--- WHAT IS REQUIRED ---
Find each line that has the string "عروة" and give the total, with nothing else.

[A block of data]
— Begin —
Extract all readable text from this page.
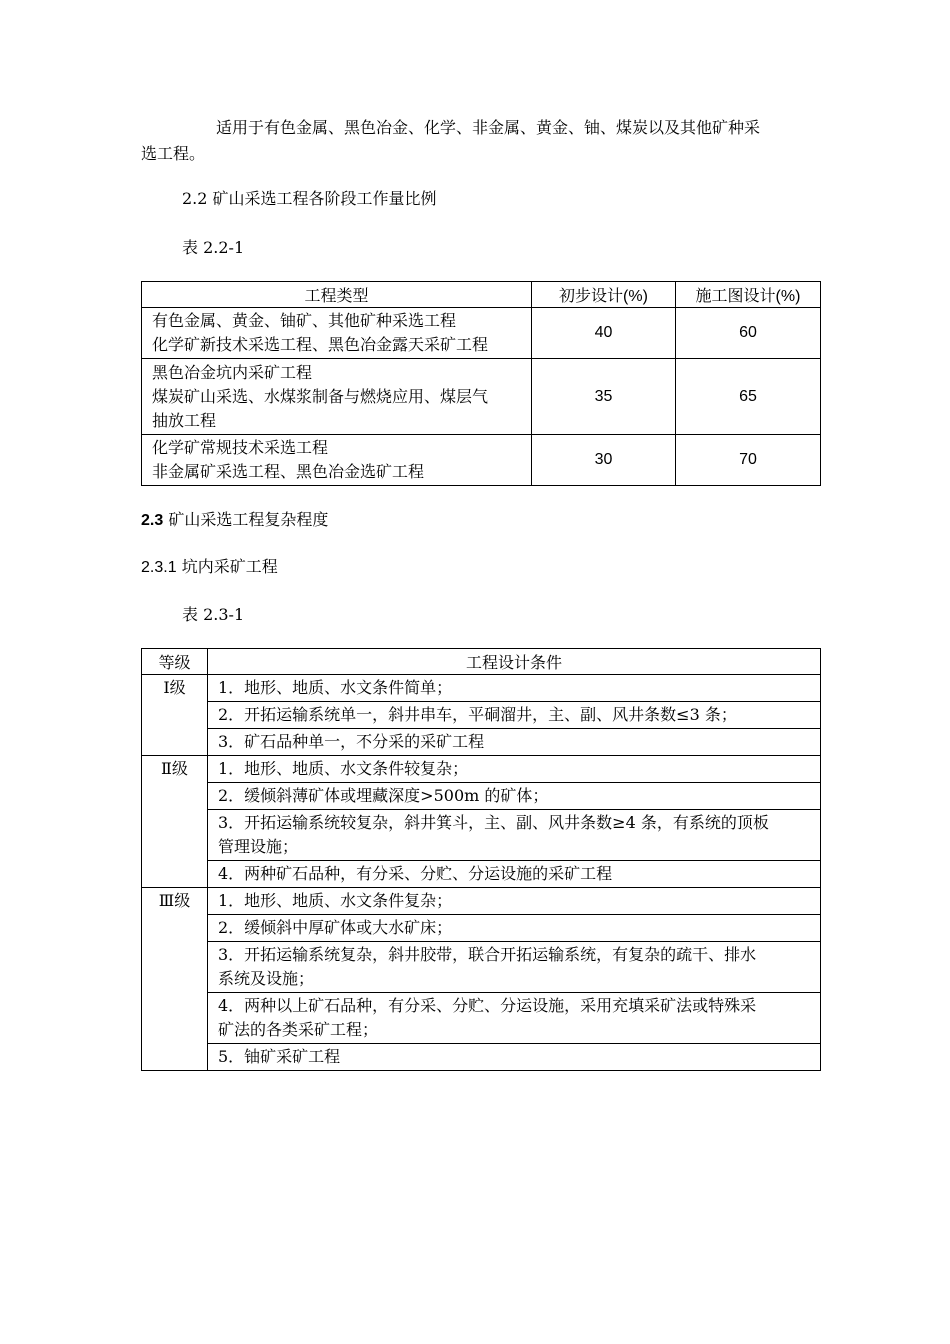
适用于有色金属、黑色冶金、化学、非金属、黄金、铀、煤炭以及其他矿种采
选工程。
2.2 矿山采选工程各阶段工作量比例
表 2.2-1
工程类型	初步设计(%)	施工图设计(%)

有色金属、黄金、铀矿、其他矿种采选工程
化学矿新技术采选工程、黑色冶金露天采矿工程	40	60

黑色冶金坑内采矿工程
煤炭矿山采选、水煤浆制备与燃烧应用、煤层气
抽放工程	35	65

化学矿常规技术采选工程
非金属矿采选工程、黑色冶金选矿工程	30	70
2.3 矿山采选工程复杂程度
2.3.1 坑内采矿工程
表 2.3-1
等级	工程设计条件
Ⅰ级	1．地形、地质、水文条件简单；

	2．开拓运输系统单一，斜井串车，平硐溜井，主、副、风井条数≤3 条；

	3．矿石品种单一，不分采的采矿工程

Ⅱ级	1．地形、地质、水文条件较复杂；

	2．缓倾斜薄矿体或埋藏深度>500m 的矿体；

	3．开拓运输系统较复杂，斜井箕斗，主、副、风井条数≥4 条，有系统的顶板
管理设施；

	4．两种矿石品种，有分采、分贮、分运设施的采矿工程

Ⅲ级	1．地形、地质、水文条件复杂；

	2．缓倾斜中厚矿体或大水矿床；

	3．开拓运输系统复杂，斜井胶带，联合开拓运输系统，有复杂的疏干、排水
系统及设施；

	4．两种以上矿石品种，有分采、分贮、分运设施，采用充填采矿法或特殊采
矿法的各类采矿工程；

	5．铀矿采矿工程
— End —
— Begin —
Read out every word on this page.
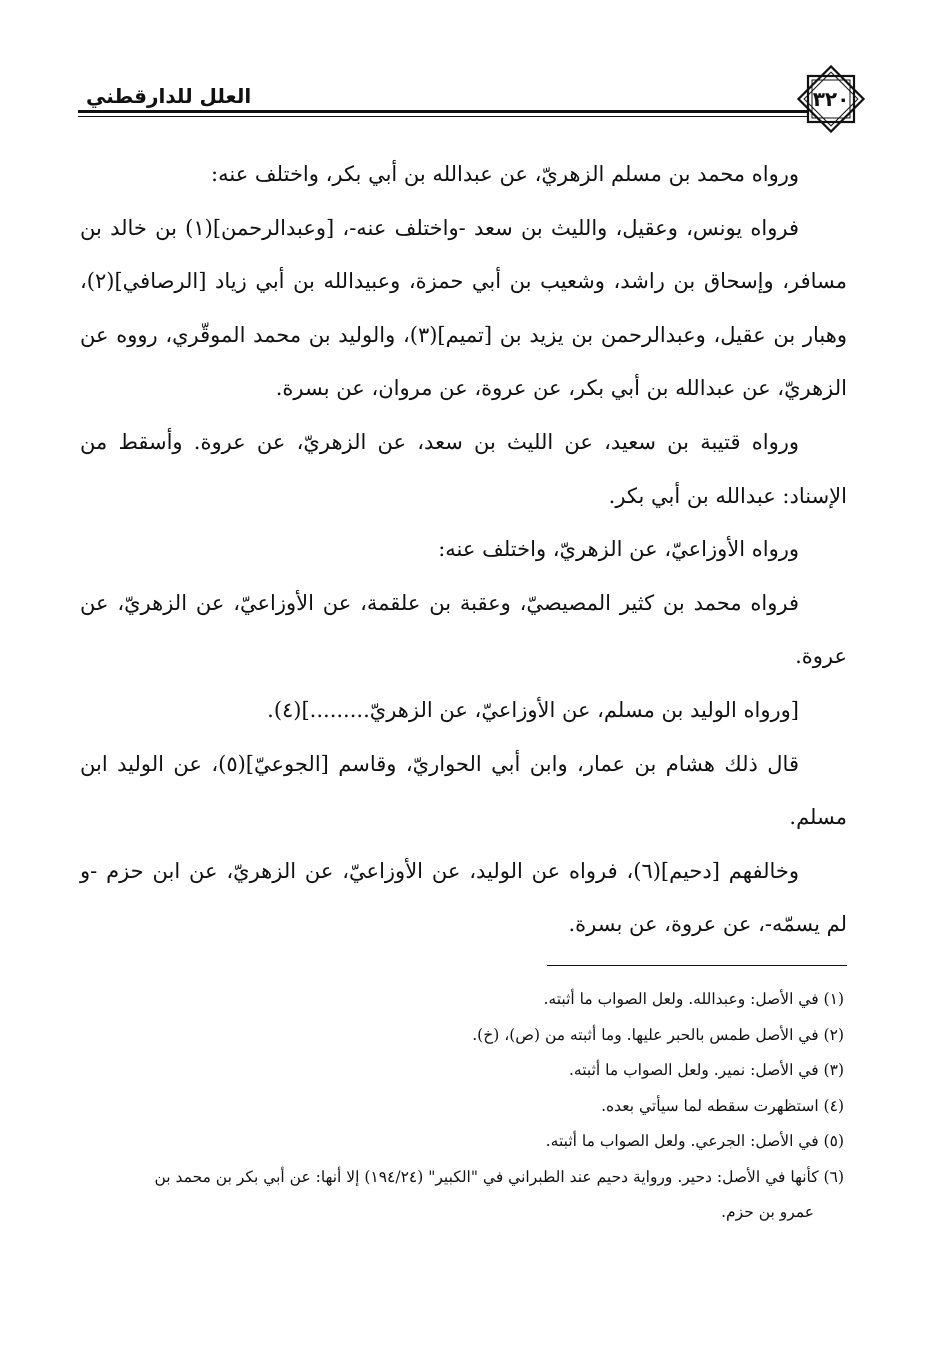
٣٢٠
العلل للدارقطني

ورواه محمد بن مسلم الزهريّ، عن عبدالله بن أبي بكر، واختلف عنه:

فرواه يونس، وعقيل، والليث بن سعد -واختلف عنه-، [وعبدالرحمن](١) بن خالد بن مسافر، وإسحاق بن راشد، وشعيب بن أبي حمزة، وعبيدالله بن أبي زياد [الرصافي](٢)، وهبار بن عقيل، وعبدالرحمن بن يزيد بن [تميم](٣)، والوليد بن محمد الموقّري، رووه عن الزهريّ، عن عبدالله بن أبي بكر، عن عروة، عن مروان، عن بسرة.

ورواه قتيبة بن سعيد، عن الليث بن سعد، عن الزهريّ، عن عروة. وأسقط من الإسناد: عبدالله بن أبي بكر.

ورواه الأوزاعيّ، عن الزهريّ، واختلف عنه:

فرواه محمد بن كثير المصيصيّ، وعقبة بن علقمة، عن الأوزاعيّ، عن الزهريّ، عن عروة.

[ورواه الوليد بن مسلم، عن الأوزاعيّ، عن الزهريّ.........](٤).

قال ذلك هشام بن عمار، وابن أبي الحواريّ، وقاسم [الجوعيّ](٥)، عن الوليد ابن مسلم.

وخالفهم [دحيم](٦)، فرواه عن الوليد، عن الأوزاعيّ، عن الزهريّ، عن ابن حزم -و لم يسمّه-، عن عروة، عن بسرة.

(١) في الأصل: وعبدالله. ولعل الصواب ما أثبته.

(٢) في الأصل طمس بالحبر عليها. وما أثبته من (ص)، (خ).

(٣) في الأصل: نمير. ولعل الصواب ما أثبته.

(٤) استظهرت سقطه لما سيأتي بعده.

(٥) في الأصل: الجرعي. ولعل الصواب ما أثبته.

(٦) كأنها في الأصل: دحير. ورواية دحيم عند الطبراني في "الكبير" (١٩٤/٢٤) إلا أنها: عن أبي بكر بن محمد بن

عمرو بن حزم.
— End —
— Begin —
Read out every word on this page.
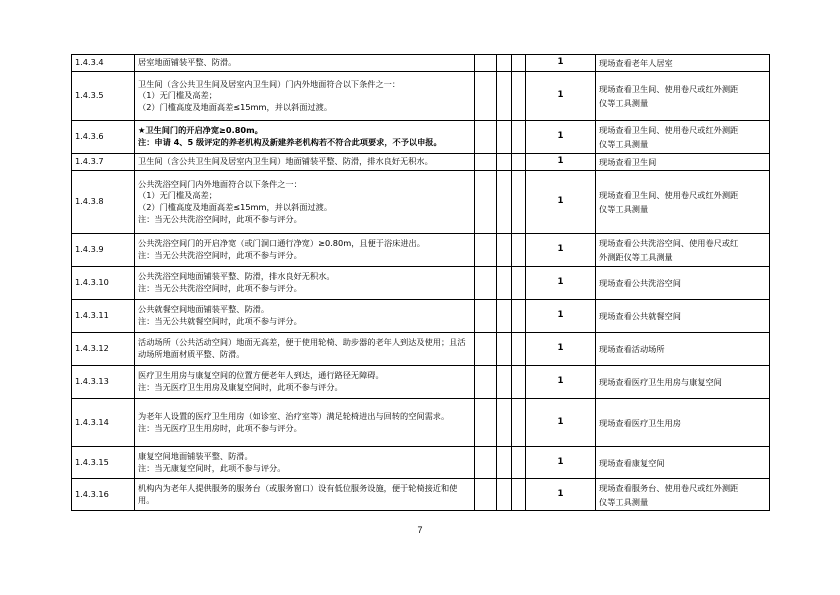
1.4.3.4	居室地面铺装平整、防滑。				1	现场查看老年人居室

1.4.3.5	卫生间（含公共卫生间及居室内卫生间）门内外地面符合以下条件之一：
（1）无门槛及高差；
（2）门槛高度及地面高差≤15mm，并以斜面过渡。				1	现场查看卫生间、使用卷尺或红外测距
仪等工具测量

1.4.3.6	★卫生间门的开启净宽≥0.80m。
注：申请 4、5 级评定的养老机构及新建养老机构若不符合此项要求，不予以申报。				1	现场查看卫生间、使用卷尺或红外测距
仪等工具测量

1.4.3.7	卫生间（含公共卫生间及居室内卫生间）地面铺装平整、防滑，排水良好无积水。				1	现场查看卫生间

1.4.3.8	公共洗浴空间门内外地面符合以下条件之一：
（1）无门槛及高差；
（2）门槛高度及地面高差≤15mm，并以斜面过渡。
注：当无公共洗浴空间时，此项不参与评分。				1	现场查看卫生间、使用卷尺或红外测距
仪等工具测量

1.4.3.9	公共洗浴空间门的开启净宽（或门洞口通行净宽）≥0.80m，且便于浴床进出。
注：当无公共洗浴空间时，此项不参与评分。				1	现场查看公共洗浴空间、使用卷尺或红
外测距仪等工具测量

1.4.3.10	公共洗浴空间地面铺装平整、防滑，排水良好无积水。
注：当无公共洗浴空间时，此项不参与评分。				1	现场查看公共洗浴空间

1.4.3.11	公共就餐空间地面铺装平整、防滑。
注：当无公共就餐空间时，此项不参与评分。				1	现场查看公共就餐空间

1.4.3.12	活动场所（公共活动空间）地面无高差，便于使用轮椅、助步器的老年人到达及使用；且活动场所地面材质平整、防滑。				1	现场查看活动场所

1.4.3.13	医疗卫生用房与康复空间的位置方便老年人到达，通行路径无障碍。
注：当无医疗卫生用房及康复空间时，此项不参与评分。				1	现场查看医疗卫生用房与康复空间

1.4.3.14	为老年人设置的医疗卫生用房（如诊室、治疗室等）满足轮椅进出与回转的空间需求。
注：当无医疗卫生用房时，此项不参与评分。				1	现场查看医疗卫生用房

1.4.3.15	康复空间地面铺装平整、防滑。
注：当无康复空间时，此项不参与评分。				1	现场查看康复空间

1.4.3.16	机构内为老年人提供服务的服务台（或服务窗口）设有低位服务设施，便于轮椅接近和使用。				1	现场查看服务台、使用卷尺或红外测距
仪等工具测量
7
— End —
--- EXERCISE ANSWER ---
4